(Records from a data collection)
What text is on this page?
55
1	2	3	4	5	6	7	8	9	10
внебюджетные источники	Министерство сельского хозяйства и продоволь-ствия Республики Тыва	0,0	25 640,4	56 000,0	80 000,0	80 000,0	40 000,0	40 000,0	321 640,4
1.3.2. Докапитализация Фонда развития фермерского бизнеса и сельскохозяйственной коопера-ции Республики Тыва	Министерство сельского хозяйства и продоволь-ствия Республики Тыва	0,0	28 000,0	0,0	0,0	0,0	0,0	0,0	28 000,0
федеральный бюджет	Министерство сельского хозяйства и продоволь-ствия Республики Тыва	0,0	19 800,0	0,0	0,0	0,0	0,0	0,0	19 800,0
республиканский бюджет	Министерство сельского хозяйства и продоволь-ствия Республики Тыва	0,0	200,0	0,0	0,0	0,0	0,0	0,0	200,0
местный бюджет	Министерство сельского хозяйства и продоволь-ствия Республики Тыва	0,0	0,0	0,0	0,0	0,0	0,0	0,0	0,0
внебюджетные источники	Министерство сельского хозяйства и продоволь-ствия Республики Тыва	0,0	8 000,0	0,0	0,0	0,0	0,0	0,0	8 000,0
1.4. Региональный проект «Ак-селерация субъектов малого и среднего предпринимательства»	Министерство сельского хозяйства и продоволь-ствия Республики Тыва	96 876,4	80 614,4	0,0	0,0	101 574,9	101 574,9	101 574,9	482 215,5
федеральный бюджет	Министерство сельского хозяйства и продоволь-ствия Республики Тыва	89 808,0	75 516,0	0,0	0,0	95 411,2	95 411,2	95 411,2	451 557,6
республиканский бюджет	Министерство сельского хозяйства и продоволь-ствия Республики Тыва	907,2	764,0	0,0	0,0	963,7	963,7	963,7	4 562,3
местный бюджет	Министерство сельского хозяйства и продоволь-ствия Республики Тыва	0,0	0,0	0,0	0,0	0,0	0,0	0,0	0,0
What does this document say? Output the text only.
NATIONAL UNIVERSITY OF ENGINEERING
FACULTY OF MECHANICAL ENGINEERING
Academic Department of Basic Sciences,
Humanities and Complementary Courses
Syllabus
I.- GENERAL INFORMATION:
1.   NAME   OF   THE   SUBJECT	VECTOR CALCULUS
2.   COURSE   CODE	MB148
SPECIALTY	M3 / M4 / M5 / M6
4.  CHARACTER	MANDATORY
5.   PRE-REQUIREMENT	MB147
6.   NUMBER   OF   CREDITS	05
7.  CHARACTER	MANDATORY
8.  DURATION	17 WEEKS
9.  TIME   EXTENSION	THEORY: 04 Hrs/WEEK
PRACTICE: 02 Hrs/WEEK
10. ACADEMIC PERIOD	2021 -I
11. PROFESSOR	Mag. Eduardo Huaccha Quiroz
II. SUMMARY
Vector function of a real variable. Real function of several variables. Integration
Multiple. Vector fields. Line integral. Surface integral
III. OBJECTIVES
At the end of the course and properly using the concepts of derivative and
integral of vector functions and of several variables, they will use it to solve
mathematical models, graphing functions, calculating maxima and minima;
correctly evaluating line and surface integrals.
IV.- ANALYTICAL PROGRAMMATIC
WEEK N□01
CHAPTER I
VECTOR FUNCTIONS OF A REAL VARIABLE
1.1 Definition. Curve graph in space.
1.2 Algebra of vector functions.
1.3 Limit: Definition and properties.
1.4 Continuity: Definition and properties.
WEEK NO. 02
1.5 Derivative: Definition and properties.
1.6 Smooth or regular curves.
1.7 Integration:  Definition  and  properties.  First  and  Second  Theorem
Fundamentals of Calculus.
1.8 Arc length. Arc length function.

■ What needs to be done: Show every line from the entries above in which "properties" appears.

■ Response below:
1.3 Limit: Definition and properties.
1.4 Continuity: Definition and properties.
1.5 Derivative: Definition and properties.
1.7 Integration:  Definition  and  properties.  First  and  Second  Theorem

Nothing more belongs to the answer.